··· Information provided
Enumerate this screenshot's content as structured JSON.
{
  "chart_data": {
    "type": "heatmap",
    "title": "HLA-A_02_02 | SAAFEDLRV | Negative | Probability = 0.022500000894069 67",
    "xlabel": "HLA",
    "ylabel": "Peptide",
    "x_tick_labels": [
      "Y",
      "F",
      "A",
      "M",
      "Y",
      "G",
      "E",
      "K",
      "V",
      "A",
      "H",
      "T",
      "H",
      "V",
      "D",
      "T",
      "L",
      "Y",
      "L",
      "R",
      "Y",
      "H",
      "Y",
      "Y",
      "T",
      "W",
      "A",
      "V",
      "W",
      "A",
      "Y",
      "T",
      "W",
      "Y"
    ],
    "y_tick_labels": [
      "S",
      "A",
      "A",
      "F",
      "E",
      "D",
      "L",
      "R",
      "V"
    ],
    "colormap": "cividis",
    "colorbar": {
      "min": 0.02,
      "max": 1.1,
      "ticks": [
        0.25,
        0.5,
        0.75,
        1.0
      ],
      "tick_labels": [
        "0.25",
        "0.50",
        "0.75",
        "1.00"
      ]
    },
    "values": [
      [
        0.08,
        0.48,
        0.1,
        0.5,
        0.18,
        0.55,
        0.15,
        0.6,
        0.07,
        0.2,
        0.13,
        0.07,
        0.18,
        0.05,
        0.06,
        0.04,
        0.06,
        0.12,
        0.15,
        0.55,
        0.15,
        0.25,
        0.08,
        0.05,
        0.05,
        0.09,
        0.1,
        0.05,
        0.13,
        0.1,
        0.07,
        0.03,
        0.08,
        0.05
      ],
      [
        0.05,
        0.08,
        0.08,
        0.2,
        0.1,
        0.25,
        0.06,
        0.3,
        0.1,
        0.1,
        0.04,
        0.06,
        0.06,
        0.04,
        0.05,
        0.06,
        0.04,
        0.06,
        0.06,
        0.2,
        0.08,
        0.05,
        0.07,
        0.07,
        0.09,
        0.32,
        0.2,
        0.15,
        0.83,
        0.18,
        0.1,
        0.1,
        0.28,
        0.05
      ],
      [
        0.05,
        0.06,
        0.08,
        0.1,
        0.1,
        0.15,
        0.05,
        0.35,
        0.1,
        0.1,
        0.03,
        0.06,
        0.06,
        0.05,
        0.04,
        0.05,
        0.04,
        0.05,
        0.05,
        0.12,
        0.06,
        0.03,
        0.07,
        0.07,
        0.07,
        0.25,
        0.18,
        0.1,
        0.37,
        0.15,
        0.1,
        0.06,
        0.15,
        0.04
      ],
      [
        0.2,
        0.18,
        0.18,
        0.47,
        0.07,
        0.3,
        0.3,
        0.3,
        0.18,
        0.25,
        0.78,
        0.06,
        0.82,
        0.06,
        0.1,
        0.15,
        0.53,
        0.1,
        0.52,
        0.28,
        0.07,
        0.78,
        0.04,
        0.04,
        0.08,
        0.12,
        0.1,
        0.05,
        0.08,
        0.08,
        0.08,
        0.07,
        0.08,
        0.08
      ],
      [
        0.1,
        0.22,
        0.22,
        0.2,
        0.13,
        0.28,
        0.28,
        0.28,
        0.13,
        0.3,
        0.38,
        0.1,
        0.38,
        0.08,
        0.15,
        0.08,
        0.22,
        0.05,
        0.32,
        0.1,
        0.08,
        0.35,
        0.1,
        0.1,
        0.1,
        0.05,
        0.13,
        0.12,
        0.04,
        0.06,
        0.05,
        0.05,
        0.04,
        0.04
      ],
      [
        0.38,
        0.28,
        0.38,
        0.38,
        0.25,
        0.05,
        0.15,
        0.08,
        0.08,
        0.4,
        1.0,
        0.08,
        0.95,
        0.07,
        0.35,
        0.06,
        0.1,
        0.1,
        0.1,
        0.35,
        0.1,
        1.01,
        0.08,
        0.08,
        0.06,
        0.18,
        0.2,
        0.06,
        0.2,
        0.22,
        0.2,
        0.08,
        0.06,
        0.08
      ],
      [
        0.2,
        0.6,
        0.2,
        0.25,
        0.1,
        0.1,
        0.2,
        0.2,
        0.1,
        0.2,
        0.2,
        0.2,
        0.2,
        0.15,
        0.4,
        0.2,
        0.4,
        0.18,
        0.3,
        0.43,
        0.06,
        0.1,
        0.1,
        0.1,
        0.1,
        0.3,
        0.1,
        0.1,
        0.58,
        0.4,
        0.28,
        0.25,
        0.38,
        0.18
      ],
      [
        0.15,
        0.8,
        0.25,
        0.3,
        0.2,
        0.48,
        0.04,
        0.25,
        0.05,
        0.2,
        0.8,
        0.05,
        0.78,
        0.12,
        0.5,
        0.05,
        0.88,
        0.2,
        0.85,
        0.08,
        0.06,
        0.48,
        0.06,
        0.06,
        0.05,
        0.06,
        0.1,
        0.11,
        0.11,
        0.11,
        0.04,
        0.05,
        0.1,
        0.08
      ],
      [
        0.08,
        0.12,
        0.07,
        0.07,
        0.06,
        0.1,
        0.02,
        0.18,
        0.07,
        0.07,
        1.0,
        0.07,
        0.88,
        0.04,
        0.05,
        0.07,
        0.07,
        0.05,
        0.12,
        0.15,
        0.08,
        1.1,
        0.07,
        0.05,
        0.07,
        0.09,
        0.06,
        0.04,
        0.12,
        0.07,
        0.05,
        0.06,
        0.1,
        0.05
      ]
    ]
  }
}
······
**Task directions**
All of the entries need to be given again, word for word.

**Result of this task**
Enumerate this screenshot's content as structured JSON.
{
  "chart_data": {
    "type": "heatmap",
    "title": "HLA-A_02_02 | SAAFEDLRV | Negative | Probability = 0.022500000894069 67",
    "xlabel": "HLA",
    "ylabel": "Peptide",
    "x_tick_labels": [
      "Y",
      "F",
      "A",
      "M",
      "Y",
      "G",
      "E",
      "K",
      "V",
      "A",
      "H",
      "T",
      "H",
      "V",
      "D",
      "T",
      "L",
      "Y",
      "L",
      "R",
      "Y",
      "H",
      "Y",
      "Y",
      "T",
      "W",
      "A",
      "V",
      "W",
      "A",
      "Y",
      "T",
      "W",
      "Y"
    ],
    "y_tick_labels": [
      "S",
      "A",
      "A",
      "F",
      "E",
      "D",
      "L",
      "R",
      "V"
    ],
    "colormap": "cividis",
    "colorbar": {
      "min": 0.02,
      "max": 1.1,
      "ticks": [
        0.25,
        0.5,
        0.75,
        1.0
      ],
      "tick_labels": [
        "0.25",
        "0.50",
        "0.75",
        "1.00"
      ]
    },
    "values": [
      [
        0.08,
        0.48,
        0.1,
        0.5,
        0.18,
        0.55,
        0.15,
        0.6,
        0.07,
        0.2,
        0.13,
        0.07,
        0.18,
        0.05,
        0.06,
        0.04,
        0.06,
        0.12,
        0.15,
        0.55,
        0.15,
        0.25,
        0.08,
        0.05,
        0.05,
        0.09,
        0.1,
        0.05,
        0.13,
        0.1,
        0.07,
        0.03,
        0.08,
        0.05
      ],
      [
        0.05,
        0.08,
        0.08,
        0.2,
        0.1,
        0.25,
        0.06,
        0.3,
        0.1,
        0.1,
        0.04,
        0.06,
        0.06,
        0.04,
        0.05,
        0.06,
        0.04,
        0.06,
        0.06,
        0.2,
        0.08,
        0.05,
        0.07,
        0.07,
        0.09,
        0.32,
        0.2,
        0.15,
        0.83,
        0.18,
        0.1,
        0.1,
        0.28,
        0.05
      ],
      [
        0.05,
        0.06,
        0.08,
        0.1,
        0.1,
        0.15,
        0.05,
        0.35,
        0.1,
        0.1,
        0.03,
        0.06,
        0.06,
        0.05,
        0.04,
        0.05,
        0.04,
        0.05,
        0.05,
        0.12,
        0.06,
        0.03,
        0.07,
        0.07,
        0.07,
        0.25,
        0.18,
        0.1,
        0.37,
        0.15,
        0.1,
        0.06,
        0.15,
        0.04
      ],
      [
        0.2,
        0.18,
        0.18,
        0.47,
        0.07,
        0.3,
        0.3,
        0.3,
        0.18,
        0.25,
        0.78,
        0.06,
        0.82,
        0.06,
        0.1,
        0.15,
        0.53,
        0.1,
        0.52,
        0.28,
        0.07,
        0.78,
        0.04,
        0.04,
        0.08,
        0.12,
        0.1,
        0.05,
        0.08,
        0.08,
        0.08,
        0.07,
        0.08,
        0.08
      ],
      [
        0.1,
        0.22,
        0.22,
        0.2,
        0.13,
        0.28,
        0.28,
        0.28,
        0.13,
        0.3,
        0.38,
        0.1,
        0.38,
        0.08,
        0.15,
        0.08,
        0.22,
        0.05,
        0.32,
        0.1,
        0.08,
        0.35,
        0.1,
        0.1,
        0.1,
        0.05,
        0.13,
        0.12,
        0.04,
        0.06,
        0.05,
        0.05,
        0.04,
        0.04
      ],
      [
        0.38,
        0.28,
        0.38,
        0.38,
        0.25,
        0.05,
        0.15,
        0.08,
        0.08,
        0.4,
        1.0,
        0.08,
        0.95,
        0.07,
        0.35,
        0.06,
        0.1,
        0.1,
        0.1,
        0.35,
        0.1,
        1.01,
        0.08,
        0.08,
        0.06,
        0.18,
        0.2,
        0.06,
        0.2,
        0.22,
        0.2,
        0.08,
        0.06,
        0.08
      ],
      [
        0.2,
        0.6,
        0.2,
        0.25,
        0.1,
        0.1,
        0.2,
        0.2,
        0.1,
        0.2,
        0.2,
        0.2,
        0.2,
        0.15,
        0.4,
        0.2,
        0.4,
        0.18,
        0.3,
        0.43,
        0.06,
        0.1,
        0.1,
        0.1,
        0.1,
        0.3,
        0.1,
        0.1,
        0.58,
        0.4,
        0.28,
        0.25,
        0.38,
        0.18
      ],
      [
        0.15,
        0.8,
        0.25,
        0.3,
        0.2,
        0.48,
        0.04,
        0.25,
        0.05,
        0.2,
        0.8,
        0.05,
        0.78,
        0.12,
        0.5,
        0.05,
        0.88,
        0.2,
        0.85,
        0.08,
        0.06,
        0.48,
        0.06,
        0.06,
        0.05,
        0.06,
        0.1,
        0.11,
        0.11,
        0.11,
        0.04,
        0.05,
        0.1,
        0.08
      ],
      [
        0.08,
        0.12,
        0.07,
        0.07,
        0.06,
        0.1,
        0.02,
        0.18,
        0.07,
        0.07,
        1.0,
        0.07,
        0.88,
        0.04,
        0.05,
        0.07,
        0.07,
        0.05,
        0.12,
        0.15,
        0.08,
        1.1,
        0.07,
        0.05,
        0.07,
        0.09,
        0.06,
        0.04,
        0.12,
        0.07,
        0.05,
        0.06,
        0.1,
        0.05
      ]
    ]
  }
}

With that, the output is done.